=== Work required ===
Search the listing below for the string "calendar" and copy every line where it occurs.

=== Data section ===
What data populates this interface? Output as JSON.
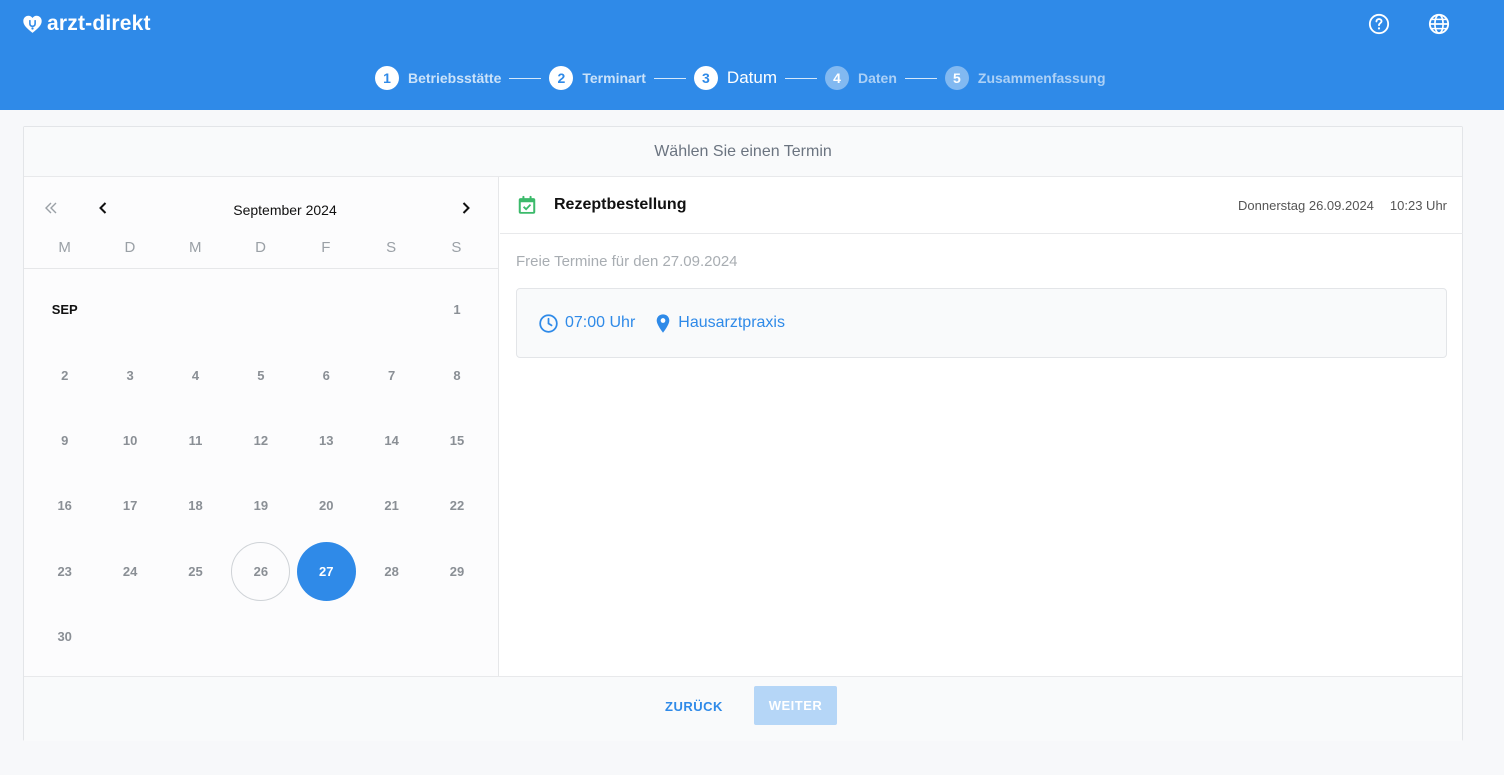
{
  "header": {
    "brand": "arzt-direkt",
    "steps": [
      {
        "num": "1",
        "label": "Betriebsstätte"
      },
      {
        "num": "2",
        "label": "Terminart"
      },
      {
        "num": "3",
        "label": "Datum"
      },
      {
        "num": "4",
        "label": "Daten"
      },
      {
        "num": "5",
        "label": "Zusammenfassung"
      }
    ],
    "current_step": 3
  },
  "card": {
    "title": "Wählen Sie einen Termin"
  },
  "calendar": {
    "month_label": "September 2024",
    "month_tag": "SEP",
    "weekdays": [
      "M",
      "D",
      "M",
      "D",
      "F",
      "S",
      "S"
    ],
    "weeks": [
      [
        "",
        "",
        "",
        "",
        "",
        "",
        "1"
      ],
      [
        "2",
        "3",
        "4",
        "5",
        "6",
        "7",
        "8"
      ],
      [
        "9",
        "10",
        "11",
        "12",
        "13",
        "14",
        "15"
      ],
      [
        "16",
        "17",
        "18",
        "19",
        "20",
        "21",
        "22"
      ],
      [
        "23",
        "24",
        "25",
        "26",
        "27",
        "28",
        "29"
      ],
      [
        "30",
        "",
        "",
        "",
        "",
        "",
        ""
      ]
    ],
    "today": "26",
    "selected": "27"
  },
  "detail": {
    "title": "Rezeptbestellung",
    "date": "Donnerstag 26.09.2024",
    "time": "10:23 Uhr",
    "free_label": "Freie Termine für den 27.09.2024",
    "slot_time": "07:00 Uhr",
    "slot_location": "Hausarztpraxis"
  },
  "footer": {
    "back_label": "ZURÜCK",
    "next_label": "WEITER"
  },
  "colors": {
    "primary": "#2f8ae8",
    "accent_green": "#3cba6b",
    "disabled_button": "#b5d6f7"
  },
  "icons": {
    "logo": "heart-stethoscope-icon",
    "help": "help-circle-icon",
    "language": "globe-icon",
    "first_page": "double-chevron-left-icon",
    "prev": "chevron-left-icon",
    "next": "chevron-right-icon",
    "calendar": "calendar-check-icon",
    "clock": "clock-icon",
    "location": "map-pin-icon"
  }
}
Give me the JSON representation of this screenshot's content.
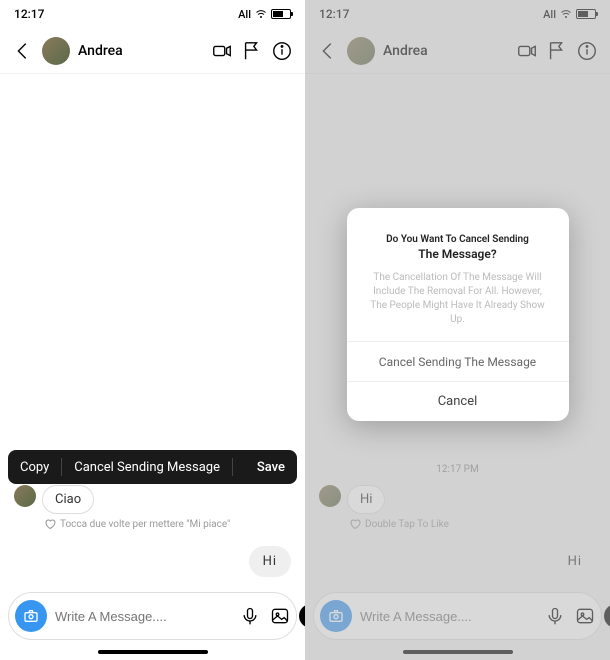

=== Expected output ===
  "calendar": {
    "calendar": "calendar-check-icon",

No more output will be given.